(Data entries)
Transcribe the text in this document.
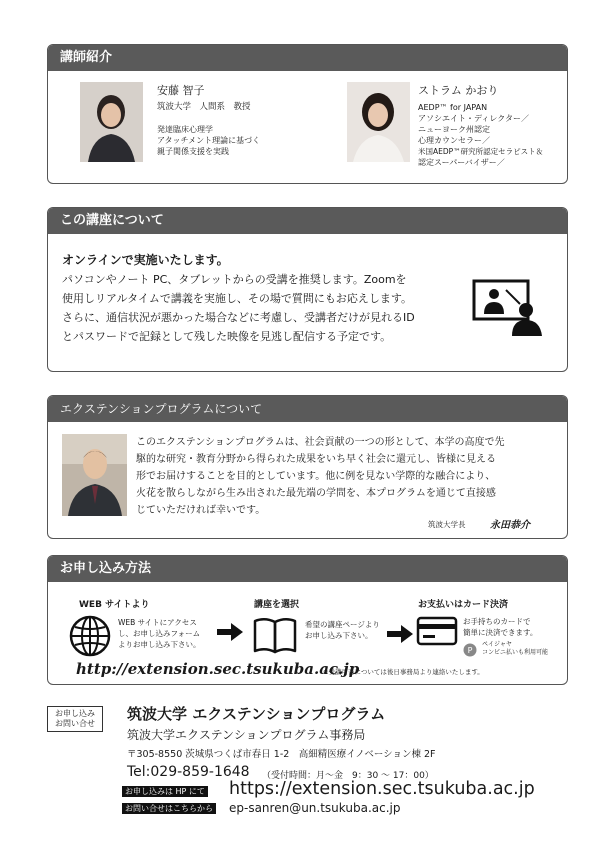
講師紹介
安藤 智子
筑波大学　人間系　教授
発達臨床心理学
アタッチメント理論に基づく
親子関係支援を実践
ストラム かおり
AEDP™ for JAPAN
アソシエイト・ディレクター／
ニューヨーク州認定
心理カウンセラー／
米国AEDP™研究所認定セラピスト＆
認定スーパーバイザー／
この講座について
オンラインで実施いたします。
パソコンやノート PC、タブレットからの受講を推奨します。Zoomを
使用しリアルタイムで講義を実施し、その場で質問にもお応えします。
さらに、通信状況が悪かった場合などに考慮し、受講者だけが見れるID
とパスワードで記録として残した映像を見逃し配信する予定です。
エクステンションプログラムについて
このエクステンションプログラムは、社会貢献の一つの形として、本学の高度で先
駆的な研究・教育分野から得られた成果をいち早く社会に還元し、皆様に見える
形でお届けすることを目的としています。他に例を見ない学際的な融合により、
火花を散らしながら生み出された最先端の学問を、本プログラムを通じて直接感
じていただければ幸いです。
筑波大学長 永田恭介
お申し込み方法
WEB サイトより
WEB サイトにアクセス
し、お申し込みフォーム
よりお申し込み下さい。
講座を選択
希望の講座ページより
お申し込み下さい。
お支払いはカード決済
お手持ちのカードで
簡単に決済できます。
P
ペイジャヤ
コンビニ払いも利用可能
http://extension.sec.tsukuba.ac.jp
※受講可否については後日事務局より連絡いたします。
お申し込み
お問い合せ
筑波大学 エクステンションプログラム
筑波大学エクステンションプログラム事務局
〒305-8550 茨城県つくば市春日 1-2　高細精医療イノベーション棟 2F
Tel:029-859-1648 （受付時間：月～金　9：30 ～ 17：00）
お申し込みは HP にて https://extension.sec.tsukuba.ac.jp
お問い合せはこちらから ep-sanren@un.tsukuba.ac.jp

* * *

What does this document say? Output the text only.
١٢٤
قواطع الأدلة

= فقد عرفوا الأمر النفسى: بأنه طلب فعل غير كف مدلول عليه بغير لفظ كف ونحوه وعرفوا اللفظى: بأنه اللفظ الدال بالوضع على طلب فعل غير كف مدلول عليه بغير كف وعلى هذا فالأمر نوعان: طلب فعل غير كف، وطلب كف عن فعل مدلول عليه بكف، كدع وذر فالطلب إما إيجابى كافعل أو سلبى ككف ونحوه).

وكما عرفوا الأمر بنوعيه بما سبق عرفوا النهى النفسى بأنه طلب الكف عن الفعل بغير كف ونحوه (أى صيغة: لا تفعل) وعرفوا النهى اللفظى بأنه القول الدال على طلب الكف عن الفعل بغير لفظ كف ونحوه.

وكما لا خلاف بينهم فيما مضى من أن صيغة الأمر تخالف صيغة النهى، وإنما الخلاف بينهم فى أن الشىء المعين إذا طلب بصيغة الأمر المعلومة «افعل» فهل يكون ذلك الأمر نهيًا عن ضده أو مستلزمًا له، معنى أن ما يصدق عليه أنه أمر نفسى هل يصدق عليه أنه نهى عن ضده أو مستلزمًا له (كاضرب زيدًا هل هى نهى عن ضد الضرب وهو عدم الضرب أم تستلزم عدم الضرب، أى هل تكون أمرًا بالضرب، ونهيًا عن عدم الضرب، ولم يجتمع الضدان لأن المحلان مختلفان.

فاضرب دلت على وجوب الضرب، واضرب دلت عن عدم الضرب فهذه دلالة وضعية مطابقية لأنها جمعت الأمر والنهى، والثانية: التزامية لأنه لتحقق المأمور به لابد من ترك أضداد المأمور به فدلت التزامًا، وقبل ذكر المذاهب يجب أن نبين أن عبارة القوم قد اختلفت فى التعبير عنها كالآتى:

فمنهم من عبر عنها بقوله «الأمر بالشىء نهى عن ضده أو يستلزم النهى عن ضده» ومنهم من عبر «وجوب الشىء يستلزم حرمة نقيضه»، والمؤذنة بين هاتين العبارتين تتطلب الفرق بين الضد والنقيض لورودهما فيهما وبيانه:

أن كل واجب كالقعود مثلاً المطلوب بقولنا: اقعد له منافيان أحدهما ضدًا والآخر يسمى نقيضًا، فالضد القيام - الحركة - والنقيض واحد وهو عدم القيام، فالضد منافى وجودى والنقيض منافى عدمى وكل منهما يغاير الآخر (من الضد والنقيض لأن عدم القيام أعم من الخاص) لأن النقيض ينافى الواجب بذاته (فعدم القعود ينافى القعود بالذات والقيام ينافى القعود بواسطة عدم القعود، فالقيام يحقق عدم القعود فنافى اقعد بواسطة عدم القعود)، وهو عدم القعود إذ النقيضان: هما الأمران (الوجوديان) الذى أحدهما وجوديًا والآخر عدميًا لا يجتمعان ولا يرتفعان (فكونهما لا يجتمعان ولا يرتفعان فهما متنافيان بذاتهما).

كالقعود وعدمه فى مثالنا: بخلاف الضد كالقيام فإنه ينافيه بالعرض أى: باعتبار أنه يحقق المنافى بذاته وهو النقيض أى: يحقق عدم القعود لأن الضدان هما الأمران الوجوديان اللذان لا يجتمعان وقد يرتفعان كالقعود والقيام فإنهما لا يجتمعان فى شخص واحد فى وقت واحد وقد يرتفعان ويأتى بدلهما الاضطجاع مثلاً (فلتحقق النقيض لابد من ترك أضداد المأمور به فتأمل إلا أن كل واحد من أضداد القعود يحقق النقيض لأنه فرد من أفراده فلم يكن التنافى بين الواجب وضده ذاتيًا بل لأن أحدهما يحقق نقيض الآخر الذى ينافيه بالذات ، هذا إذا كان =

- WHAT YOU NEED TO DO
Make a list of all lines in the data that contain "أضداد".

- WORKED ANSWER
فاضرب دلت على وجوب الضرب، واضرب دلت عن عدم الضرب فهذه دلالة وضعية مطابقية لأنها جمعت الأمر والنهى، والثانية: التزامية لأنه لتحقق المأمور به لابد من ترك أضداد المأمور به فدلت التزامًا، وقبل ذكر المذاهب يجب أن نبين أن عبارة القوم قد اختلفت فى التعبير عنها كالآتى:
كالقعود وعدمه فى مثالنا: بخلاف الضد كالقيام فإنه ينافيه بالعرض أى: باعتبار أنه يحقق المنافى بذاته وهو النقيض أى: يحقق عدم القعود لأن الضدان هما الأمران الوجوديان اللذان لا يجتمعان وقد يرتفعان كالقعود والقيام فإنهما لا يجتمعان فى شخص واحد فى وقت واحد وقد يرتفعان ويأتى بدلهما الاضطجاع مثلاً (فلتحقق النقيض لابد من ترك أضداد المأمور به فتأمل إلا أن كل واحد من أضداد القعود يحقق النقيض لأنه فرد من أفراده فلم يكن التنافى بين الواجب وضده ذاتيًا بل لأن أحدهما يحقق نقيض الآخر الذى ينافيه بالذات ، هذا إذا كان =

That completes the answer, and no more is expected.